THE EXERCISE: Copy every line of the data exactly, leaving nothing out.

PROVIDED INFORMATION:
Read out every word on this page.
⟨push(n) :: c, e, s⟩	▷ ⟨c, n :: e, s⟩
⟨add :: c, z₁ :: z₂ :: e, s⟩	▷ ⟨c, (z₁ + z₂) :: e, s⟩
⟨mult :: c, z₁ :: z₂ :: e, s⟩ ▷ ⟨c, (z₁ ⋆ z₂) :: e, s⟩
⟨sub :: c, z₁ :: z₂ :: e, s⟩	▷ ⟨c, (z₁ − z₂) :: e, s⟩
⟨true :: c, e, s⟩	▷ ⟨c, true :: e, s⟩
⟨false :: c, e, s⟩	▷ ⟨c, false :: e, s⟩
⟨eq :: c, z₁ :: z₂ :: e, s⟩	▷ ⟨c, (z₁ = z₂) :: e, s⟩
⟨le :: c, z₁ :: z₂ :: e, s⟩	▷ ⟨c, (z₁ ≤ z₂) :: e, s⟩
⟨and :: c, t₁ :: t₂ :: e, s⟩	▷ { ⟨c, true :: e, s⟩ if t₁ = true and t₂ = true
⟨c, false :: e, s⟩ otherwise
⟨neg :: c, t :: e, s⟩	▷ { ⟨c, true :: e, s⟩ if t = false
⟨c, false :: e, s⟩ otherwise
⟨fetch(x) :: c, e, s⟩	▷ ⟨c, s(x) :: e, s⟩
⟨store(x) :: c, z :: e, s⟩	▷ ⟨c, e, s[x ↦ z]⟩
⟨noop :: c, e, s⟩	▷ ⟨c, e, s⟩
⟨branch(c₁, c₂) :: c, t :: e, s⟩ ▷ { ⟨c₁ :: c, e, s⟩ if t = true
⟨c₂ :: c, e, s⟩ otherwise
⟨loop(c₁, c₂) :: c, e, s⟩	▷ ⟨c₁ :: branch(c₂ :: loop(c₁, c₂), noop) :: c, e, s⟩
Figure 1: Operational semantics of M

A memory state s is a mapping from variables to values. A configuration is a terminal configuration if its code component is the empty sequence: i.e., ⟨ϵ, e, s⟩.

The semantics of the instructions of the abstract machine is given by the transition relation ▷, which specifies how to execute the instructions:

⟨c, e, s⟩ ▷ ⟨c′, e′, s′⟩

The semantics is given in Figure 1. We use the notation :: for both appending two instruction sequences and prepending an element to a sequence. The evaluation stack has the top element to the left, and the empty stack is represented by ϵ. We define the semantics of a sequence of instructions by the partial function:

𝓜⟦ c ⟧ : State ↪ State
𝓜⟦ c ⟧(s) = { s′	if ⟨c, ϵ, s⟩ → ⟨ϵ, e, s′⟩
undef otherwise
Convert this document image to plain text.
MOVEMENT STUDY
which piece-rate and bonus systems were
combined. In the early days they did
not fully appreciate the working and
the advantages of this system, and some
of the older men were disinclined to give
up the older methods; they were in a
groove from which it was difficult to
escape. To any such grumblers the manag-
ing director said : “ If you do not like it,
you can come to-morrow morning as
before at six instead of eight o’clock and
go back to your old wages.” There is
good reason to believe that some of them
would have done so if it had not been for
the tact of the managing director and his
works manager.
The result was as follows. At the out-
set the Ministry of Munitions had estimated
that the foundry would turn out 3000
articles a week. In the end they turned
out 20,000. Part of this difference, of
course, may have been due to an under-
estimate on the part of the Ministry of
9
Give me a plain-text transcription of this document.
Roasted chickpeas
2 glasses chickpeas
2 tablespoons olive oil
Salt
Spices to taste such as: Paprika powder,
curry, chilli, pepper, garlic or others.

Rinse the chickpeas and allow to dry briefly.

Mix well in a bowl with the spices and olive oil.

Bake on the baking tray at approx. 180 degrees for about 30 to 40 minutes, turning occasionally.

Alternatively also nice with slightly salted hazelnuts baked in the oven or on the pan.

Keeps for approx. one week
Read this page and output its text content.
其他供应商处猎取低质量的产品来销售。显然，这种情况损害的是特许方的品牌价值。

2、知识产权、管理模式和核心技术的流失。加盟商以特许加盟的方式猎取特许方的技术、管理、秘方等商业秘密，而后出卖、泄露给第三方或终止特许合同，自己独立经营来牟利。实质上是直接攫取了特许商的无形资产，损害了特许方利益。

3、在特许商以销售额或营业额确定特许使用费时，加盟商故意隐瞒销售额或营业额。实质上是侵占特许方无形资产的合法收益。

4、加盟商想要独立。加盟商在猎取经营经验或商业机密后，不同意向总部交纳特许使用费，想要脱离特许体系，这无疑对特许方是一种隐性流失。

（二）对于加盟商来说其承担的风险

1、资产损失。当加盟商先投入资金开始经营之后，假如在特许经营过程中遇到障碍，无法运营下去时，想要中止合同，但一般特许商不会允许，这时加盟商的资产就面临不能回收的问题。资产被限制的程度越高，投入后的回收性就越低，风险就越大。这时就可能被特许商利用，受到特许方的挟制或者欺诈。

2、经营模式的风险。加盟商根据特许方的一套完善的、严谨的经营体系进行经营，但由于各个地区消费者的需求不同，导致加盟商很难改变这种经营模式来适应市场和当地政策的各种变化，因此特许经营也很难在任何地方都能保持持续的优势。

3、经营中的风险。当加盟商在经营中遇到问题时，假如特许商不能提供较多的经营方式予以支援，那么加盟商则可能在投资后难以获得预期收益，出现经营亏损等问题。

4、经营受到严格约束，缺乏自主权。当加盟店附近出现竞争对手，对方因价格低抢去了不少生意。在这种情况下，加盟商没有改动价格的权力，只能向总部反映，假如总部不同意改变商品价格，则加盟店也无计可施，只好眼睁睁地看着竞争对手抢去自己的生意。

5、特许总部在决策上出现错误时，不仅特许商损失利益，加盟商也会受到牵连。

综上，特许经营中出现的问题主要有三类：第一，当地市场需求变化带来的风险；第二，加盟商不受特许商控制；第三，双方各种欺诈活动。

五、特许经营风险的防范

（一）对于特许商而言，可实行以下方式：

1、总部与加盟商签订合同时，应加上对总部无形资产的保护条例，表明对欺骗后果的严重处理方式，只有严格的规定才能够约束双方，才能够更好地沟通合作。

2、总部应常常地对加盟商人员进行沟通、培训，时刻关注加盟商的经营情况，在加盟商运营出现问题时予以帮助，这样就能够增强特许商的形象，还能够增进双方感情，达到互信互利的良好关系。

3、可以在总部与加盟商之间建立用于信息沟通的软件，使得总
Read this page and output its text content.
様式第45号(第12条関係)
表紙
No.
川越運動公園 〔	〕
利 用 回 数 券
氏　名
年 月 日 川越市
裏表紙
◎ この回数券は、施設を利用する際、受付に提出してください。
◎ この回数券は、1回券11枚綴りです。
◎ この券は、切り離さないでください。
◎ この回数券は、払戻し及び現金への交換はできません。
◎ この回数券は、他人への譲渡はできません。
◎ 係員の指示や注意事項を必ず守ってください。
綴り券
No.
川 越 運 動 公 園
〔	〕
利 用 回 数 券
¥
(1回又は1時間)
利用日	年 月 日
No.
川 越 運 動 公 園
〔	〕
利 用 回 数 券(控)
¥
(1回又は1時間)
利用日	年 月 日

ANSWER TO THE EXERCISE:
Read out every word on this page.
⟨push(n) :: c, e, s⟩	▷ ⟨c, n :: e, s⟩
⟨add :: c, z₁ :: z₂ :: e, s⟩	▷ ⟨c, (z₁ + z₂) :: e, s⟩
⟨mult :: c, z₁ :: z₂ :: e, s⟩ ▷ ⟨c, (z₁ ⋆ z₂) :: e, s⟩
⟨sub :: c, z₁ :: z₂ :: e, s⟩	▷ ⟨c, (z₁ − z₂) :: e, s⟩
⟨true :: c, e, s⟩	▷ ⟨c, true :: e, s⟩
⟨false :: c, e, s⟩	▷ ⟨c, false :: e, s⟩
⟨eq :: c, z₁ :: z₂ :: e, s⟩	▷ ⟨c, (z₁ = z₂) :: e, s⟩
⟨le :: c, z₁ :: z₂ :: e, s⟩	▷ ⟨c, (z₁ ≤ z₂) :: e, s⟩
⟨and :: c, t₁ :: t₂ :: e, s⟩	▷ { ⟨c, true :: e, s⟩ if t₁ = true and t₂ = true
⟨c, false :: e, s⟩ otherwise
⟨neg :: c, t :: e, s⟩	▷ { ⟨c, true :: e, s⟩ if t = false
⟨c, false :: e, s⟩ otherwise
⟨fetch(x) :: c, e, s⟩	▷ ⟨c, s(x) :: e, s⟩
⟨store(x) :: c, z :: e, s⟩	▷ ⟨c, e, s[x ↦ z]⟩
⟨noop :: c, e, s⟩	▷ ⟨c, e, s⟩
⟨branch(c₁, c₂) :: c, t :: e, s⟩ ▷ { ⟨c₁ :: c, e, s⟩ if t = true
⟨c₂ :: c, e, s⟩ otherwise
⟨loop(c₁, c₂) :: c, e, s⟩	▷ ⟨c₁ :: branch(c₂ :: loop(c₁, c₂), noop) :: c, e, s⟩
Figure 1: Operational semantics of M

A memory state s is a mapping from variables to values. A configuration is a terminal configuration if its code component is the empty sequence: i.e., ⟨ϵ, e, s⟩.

The semantics of the instructions of the abstract machine is given by the transition relation ▷, which specifies how to execute the instructions:

⟨c, e, s⟩ ▷ ⟨c′, e′, s′⟩

The semantics is given in Figure 1. We use the notation :: for both appending two instruction sequences and prepending an element to a sequence. The evaluation stack has the top element to the left, and the empty stack is represented by ϵ. We define the semantics of a sequence of instructions by the partial function:

𝓜⟦ c ⟧ : State ↪ State
𝓜⟦ c ⟧(s) = { s′	if ⟨c, ϵ, s⟩ → ⟨ϵ, e, s′⟩
undef otherwise
Convert this document image to plain text.
MOVEMENT STUDY
which piece-rate and bonus systems were
combined. In the early days they did
not fully appreciate the working and
the advantages of this system, and some
of the older men were disinclined to give
up the older methods; they were in a
groove from which it was difficult to
escape. To any such grumblers the manag-
ing director said : “ If you do not like it,
you can come to-morrow morning as
before at six instead of eight o’clock and
go back to your old wages.” There is
good reason to believe that some of them
would have done so if it had not been for
the tact of the managing director and his
works manager.
The result was as follows. At the out-
set the Ministry of Munitions had estimated
that the foundry would turn out 3000
articles a week. In the end they turned
out 20,000. Part of this difference, of
course, may have been due to an under-
estimate on the part of the Ministry of
9
Give me a plain-text transcription of this document.
Roasted chickpeas
2 glasses chickpeas
2 tablespoons olive oil
Salt
Spices to taste such as: Paprika powder,
curry, chilli, pepper, garlic or others.

Rinse the chickpeas and allow to dry briefly.

Mix well in a bowl with the spices and olive oil.

Bake on the baking tray at approx. 180 degrees for about 30 to 40 minutes, turning occasionally.

Alternatively also nice with slightly salted hazelnuts baked in the oven or on the pan.

Keeps for approx. one week
Read this page and output its text content.
其他供应商处猎取低质量的产品来销售。显然，这种情况损害的是特许方的品牌价值。

2、知识产权、管理模式和核心技术的流失。加盟商以特许加盟的方式猎取特许方的技术、管理、秘方等商业秘密，而后出卖、泄露给第三方或终止特许合同，自己独立经营来牟利。实质上是直接攫取了特许商的无形资产，损害了特许方利益。

3、在特许商以销售额或营业额确定特许使用费时，加盟商故意隐瞒销售额或营业额。实质上是侵占特许方无形资产的合法收益。

4、加盟商想要独立。加盟商在猎取经营经验或商业机密后，不同意向总部交纳特许使用费，想要脱离特许体系，这无疑对特许方是一种隐性流失。

（二）对于加盟商来说其承担的风险

1、资产损失。当加盟商先投入资金开始经营之后，假如在特许经营过程中遇到障碍，无法运营下去时，想要中止合同，但一般特许商不会允许，这时加盟商的资产就面临不能回收的问题。资产被限制的程度越高，投入后的回收性就越低，风险就越大。这时就可能被特许商利用，受到特许方的挟制或者欺诈。

2、经营模式的风险。加盟商根据特许方的一套完善的、严谨的经营体系进行经营，但由于各个地区消费者的需求不同，导致加盟商很难改变这种经营模式来适应市场和当地政策的各种变化，因此特许经营也很难在任何地方都能保持持续的优势。

3、经营中的风险。当加盟商在经营中遇到问题时，假如特许商不能提供较多的经营方式予以支援，那么加盟商则可能在投资后难以获得预期收益，出现经营亏损等问题。

4、经营受到严格约束，缺乏自主权。当加盟店附近出现竞争对手，对方因价格低抢去了不少生意。在这种情况下，加盟商没有改动价格的权力，只能向总部反映，假如总部不同意改变商品价格，则加盟店也无计可施，只好眼睁睁地看着竞争对手抢去自己的生意。

5、特许总部在决策上出现错误时，不仅特许商损失利益，加盟商也会受到牵连。

综上，特许经营中出现的问题主要有三类：第一，当地市场需求变化带来的风险；第二，加盟商不受特许商控制；第三，双方各种欺诈活动。

五、特许经营风险的防范

（一）对于特许商而言，可实行以下方式：

1、总部与加盟商签订合同时，应加上对总部无形资产的保护条例，表明对欺骗后果的严重处理方式，只有严格的规定才能够约束双方，才能够更好地沟通合作。

2、总部应常常地对加盟商人员进行沟通、培训，时刻关注加盟商的经营情况，在加盟商运营出现问题时予以帮助，这样就能够增强特许商的形象，还能够增进双方感情，达到互信互利的良好关系。

3、可以在总部与加盟商之间建立用于信息沟通的软件，使得总
Read this page and output its text content.
様式第45号(第12条関係)
表紙
No.
川越運動公園 〔	〕
利 用 回 数 券
氏　名
年 月 日 川越市
裏表紙
◎ この回数券は、施設を利用する際、受付に提出してください。
◎ この回数券は、1回券11枚綴りです。
◎ この券は、切り離さないでください。
◎ この回数券は、払戻し及び現金への交換はできません。
◎ この回数券は、他人への譲渡はできません。
◎ 係員の指示や注意事項を必ず守ってください。
綴り券
No.
川 越 運 動 公 園
〔	〕
利 用 回 数 券
¥
(1回又は1時間)
利用日	年 月 日
No.
川 越 運 動 公 園
〔	〕
利 用 回 数 券(控)
¥
(1回又は1時間)
利用日	年 月 日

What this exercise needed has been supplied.